▸ STATED PROBLEM
Copy out every line of the entries below verbatim.

▸ INPUT FOR THIS TASK
────────────────────

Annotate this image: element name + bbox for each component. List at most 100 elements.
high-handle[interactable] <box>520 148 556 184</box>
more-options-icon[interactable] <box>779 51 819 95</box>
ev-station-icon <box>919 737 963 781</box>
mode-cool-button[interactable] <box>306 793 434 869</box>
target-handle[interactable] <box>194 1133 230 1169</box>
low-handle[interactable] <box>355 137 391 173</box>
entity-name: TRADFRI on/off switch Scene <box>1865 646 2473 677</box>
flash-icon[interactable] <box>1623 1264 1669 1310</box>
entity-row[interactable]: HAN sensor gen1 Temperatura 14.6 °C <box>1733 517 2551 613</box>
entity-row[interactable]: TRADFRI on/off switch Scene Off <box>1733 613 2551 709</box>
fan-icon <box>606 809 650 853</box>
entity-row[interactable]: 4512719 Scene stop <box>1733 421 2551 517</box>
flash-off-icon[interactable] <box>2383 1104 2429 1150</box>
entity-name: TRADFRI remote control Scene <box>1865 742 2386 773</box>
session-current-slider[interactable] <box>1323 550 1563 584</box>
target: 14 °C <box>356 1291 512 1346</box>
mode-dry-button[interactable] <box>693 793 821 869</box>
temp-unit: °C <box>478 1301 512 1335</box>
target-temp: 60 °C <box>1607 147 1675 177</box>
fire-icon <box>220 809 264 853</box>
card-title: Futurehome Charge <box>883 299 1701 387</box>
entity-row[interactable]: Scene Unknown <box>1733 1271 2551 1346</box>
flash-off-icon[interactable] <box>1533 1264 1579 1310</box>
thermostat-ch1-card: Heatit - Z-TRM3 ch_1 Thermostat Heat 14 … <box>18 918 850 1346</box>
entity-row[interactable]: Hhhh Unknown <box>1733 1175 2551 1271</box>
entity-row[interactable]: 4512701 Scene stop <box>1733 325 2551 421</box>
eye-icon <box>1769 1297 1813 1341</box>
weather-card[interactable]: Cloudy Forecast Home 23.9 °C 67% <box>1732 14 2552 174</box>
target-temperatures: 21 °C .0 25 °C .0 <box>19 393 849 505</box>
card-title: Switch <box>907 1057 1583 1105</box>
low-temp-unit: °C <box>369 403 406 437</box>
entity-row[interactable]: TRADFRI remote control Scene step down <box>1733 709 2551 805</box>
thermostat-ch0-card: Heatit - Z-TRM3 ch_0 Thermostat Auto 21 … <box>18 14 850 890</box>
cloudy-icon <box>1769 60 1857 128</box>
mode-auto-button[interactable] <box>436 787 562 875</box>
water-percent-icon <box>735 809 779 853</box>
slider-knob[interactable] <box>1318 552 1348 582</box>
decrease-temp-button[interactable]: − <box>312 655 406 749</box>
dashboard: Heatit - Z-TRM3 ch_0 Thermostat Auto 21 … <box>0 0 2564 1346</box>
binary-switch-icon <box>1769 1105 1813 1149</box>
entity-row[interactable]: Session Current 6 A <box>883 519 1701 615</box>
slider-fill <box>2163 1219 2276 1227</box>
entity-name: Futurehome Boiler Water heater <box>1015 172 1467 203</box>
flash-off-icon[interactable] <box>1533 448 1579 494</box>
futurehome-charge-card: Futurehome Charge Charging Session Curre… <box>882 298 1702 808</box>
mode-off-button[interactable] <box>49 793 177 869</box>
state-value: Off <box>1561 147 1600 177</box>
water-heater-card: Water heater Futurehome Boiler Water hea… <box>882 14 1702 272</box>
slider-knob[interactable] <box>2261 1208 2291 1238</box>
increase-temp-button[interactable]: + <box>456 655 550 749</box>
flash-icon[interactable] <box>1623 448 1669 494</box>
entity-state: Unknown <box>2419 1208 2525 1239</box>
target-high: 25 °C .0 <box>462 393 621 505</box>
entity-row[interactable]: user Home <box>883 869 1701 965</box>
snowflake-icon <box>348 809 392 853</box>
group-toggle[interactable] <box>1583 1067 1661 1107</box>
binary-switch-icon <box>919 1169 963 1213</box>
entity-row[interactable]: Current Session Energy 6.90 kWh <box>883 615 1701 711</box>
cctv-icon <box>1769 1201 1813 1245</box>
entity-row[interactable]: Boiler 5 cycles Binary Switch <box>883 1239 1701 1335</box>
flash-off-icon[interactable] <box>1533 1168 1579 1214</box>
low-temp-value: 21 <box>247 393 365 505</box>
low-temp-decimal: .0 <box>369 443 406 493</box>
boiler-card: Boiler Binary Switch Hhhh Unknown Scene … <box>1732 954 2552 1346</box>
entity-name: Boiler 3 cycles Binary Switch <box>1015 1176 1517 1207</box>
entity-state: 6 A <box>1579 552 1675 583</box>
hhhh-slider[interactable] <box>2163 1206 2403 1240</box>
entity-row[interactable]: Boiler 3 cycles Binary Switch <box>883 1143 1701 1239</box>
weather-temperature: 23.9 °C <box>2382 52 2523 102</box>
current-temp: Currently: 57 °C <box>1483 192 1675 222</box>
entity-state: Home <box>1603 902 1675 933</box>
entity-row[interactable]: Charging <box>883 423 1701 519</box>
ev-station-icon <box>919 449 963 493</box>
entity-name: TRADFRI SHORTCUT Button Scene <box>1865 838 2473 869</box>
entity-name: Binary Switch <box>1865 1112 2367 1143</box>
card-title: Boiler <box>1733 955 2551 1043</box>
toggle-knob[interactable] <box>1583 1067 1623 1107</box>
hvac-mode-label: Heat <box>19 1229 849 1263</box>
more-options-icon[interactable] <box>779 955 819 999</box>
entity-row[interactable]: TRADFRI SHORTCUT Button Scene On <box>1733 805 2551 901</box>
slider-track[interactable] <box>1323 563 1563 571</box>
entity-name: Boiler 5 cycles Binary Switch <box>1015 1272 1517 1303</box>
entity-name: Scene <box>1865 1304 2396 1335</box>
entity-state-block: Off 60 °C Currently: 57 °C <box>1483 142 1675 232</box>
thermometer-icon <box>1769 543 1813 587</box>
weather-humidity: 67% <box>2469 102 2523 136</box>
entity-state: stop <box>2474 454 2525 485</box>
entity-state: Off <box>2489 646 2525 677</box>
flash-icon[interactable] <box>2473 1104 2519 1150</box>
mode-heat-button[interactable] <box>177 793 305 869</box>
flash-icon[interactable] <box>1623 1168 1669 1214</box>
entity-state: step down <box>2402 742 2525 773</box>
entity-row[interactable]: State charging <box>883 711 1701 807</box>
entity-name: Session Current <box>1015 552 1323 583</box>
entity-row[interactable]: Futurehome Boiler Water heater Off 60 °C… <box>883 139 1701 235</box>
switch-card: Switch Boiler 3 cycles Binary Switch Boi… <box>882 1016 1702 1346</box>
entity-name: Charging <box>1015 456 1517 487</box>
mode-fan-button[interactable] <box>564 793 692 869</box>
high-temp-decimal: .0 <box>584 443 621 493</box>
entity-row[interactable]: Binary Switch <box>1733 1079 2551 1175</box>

────────────────────

▸ TASK RESPONSE
Annotate this image: element name + bbox for each component. List at most 100 elements.
high-handle[interactable] <box>520 148 556 184</box>
more-options-icon[interactable] <box>779 51 819 95</box>
ev-station-icon <box>919 737 963 781</box>
mode-cool-button[interactable] <box>306 793 434 869</box>
target-handle[interactable] <box>194 1133 230 1169</box>
low-handle[interactable] <box>355 137 391 173</box>
entity-name: TRADFRI on/off switch Scene <box>1865 646 2473 677</box>
flash-icon[interactable] <box>1623 1264 1669 1310</box>
entity-row[interactable]: HAN sensor gen1 Temperatura 14.6 °C <box>1733 517 2551 613</box>
entity-row[interactable]: TRADFRI on/off switch Scene Off <box>1733 613 2551 709</box>
fan-icon <box>606 809 650 853</box>
entity-row[interactable]: 4512719 Scene stop <box>1733 421 2551 517</box>
flash-off-icon[interactable] <box>2383 1104 2429 1150</box>
entity-name: TRADFRI remote control Scene <box>1865 742 2386 773</box>
session-current-slider[interactable] <box>1323 550 1563 584</box>
target: 14 °C <box>356 1291 512 1346</box>
mode-dry-button[interactable] <box>693 793 821 869</box>
temp-unit: °C <box>478 1301 512 1335</box>
target-temp: 60 °C <box>1607 147 1675 177</box>
fire-icon <box>220 809 264 853</box>
card-title: Futurehome Charge <box>883 299 1701 387</box>
entity-row[interactable]: Scene Unknown <box>1733 1271 2551 1346</box>
flash-off-icon[interactable] <box>1533 1264 1579 1310</box>
thermostat-ch1-card: Heatit - Z-TRM3 ch_1 Thermostat Heat 14 … <box>18 918 850 1346</box>
entity-row[interactable]: Hhhh Unknown <box>1733 1175 2551 1271</box>
entity-row[interactable]: 4512701 Scene stop <box>1733 325 2551 421</box>
eye-icon <box>1769 1297 1813 1341</box>
weather-card[interactable]: Cloudy Forecast Home 23.9 °C 67% <box>1732 14 2552 174</box>
target-temperatures: 21 °C .0 25 °C .0 <box>19 393 849 505</box>
card-title: Switch <box>907 1057 1583 1105</box>
low-temp-unit: °C <box>369 403 406 437</box>
entity-row[interactable]: TRADFRI remote control Scene step down <box>1733 709 2551 805</box>
thermostat-ch0-card: Heatit - Z-TRM3 ch_0 Thermostat Auto 21 … <box>18 14 850 890</box>
cloudy-icon <box>1769 60 1857 128</box>
mode-auto-button[interactable] <box>436 787 562 875</box>
water-percent-icon <box>735 809 779 853</box>
slider-knob[interactable] <box>1318 552 1348 582</box>
decrease-temp-button[interactable]: − <box>312 655 406 749</box>
dashboard: Heatit - Z-TRM3 ch_0 Thermostat Auto 21 … <box>0 0 2564 1346</box>
binary-switch-icon <box>1769 1105 1813 1149</box>
entity-row[interactable]: Session Current 6 A <box>883 519 1701 615</box>
slider-fill <box>2163 1219 2276 1227</box>
entity-name: Futurehome Boiler Water heater <box>1015 172 1467 203</box>
flash-off-icon[interactable] <box>1533 448 1579 494</box>
futurehome-charge-card: Futurehome Charge Charging Session Curre… <box>882 298 1702 808</box>
mode-off-button[interactable] <box>49 793 177 869</box>
state-value: Off <box>1561 147 1600 177</box>
water-heater-card: Water heater Futurehome Boiler Water hea… <box>882 14 1702 272</box>
slider-knob[interactable] <box>2261 1208 2291 1238</box>
increase-temp-button[interactable]: + <box>456 655 550 749</box>
flash-icon[interactable] <box>1623 448 1669 494</box>
entity-state: Unknown <box>2419 1208 2525 1239</box>
target-high: 25 °C .0 <box>462 393 621 505</box>
entity-row[interactable]: user Home <box>883 869 1701 965</box>
snowflake-icon <box>348 809 392 853</box>
group-toggle[interactable] <box>1583 1067 1661 1107</box>
binary-switch-icon <box>919 1169 963 1213</box>
entity-row[interactable]: Current Session Energy 6.90 kWh <box>883 615 1701 711</box>
cctv-icon <box>1769 1201 1813 1245</box>
entity-row[interactable]: Boiler 5 cycles Binary Switch <box>883 1239 1701 1335</box>
flash-off-icon[interactable] <box>1533 1168 1579 1214</box>
low-temp-value: 21 <box>247 393 365 505</box>
low-temp-decimal: .0 <box>369 443 406 493</box>
boiler-card: Boiler Binary Switch Hhhh Unknown Scene … <box>1732 954 2552 1346</box>
entity-name: Boiler 3 cycles Binary Switch <box>1015 1176 1517 1207</box>
entity-state: 6 A <box>1579 552 1675 583</box>
hhhh-slider[interactable] <box>2163 1206 2403 1240</box>
entity-row[interactable]: Boiler 3 cycles Binary Switch <box>883 1143 1701 1239</box>
weather-temperature: 23.9 °C <box>2382 52 2523 102</box>
current-temp: Currently: 57 °C <box>1483 192 1675 222</box>
entity-state: Home <box>1603 902 1675 933</box>
entity-row[interactable]: Charging <box>883 423 1701 519</box>
ev-station-icon <box>919 449 963 493</box>
entity-name: TRADFRI SHORTCUT Button Scene <box>1865 838 2473 869</box>
entity-name: Binary Switch <box>1865 1112 2367 1143</box>
card-title: Boiler <box>1733 955 2551 1043</box>
toggle-knob[interactable] <box>1583 1067 1623 1107</box>
hvac-mode-label: Heat <box>19 1229 849 1263</box>
more-options-icon[interactable] <box>779 955 819 999</box>
entity-row[interactable]: TRADFRI SHORTCUT Button Scene On <box>1733 805 2551 901</box>
slider-track[interactable] <box>1323 563 1563 571</box>
entity-name: Boiler 5 cycles Binary Switch <box>1015 1272 1517 1303</box>
entity-name: Scene <box>1865 1304 2396 1335</box>
entity-state-block: Off 60 °C Currently: 57 °C <box>1483 142 1675 232</box>
thermometer-icon <box>1769 543 1813 587</box>
weather-humidity: 67% <box>2469 102 2523 136</box>
entity-state: stop <box>2474 454 2525 485</box>
entity-state: Off <box>2489 646 2525 677</box>
flash-icon[interactable] <box>2473 1104 2519 1150</box>
mode-heat-button[interactable] <box>177 793 305 869</box>
flash-icon[interactable] <box>1623 1168 1669 1214</box>
entity-state: step down <box>2402 742 2525 773</box>
entity-row[interactable]: State charging <box>883 711 1701 807</box>
entity-name: Session Current <box>1015 552 1323 583</box>
entity-row[interactable]: Futurehome Boiler Water heater Off 60 °C… <box>883 139 1701 235</box>
switch-card: Switch Boiler 3 cycles Binary Switch Boi… <box>882 1016 1702 1346</box>
entity-name: Charging <box>1015 456 1517 487</box>
mode-fan-button[interactable] <box>564 793 692 869</box>
high-temp-decimal: .0 <box>584 443 621 493</box>
entity-row[interactable]: Binary Switch <box>1733 1079 2551 1175</box>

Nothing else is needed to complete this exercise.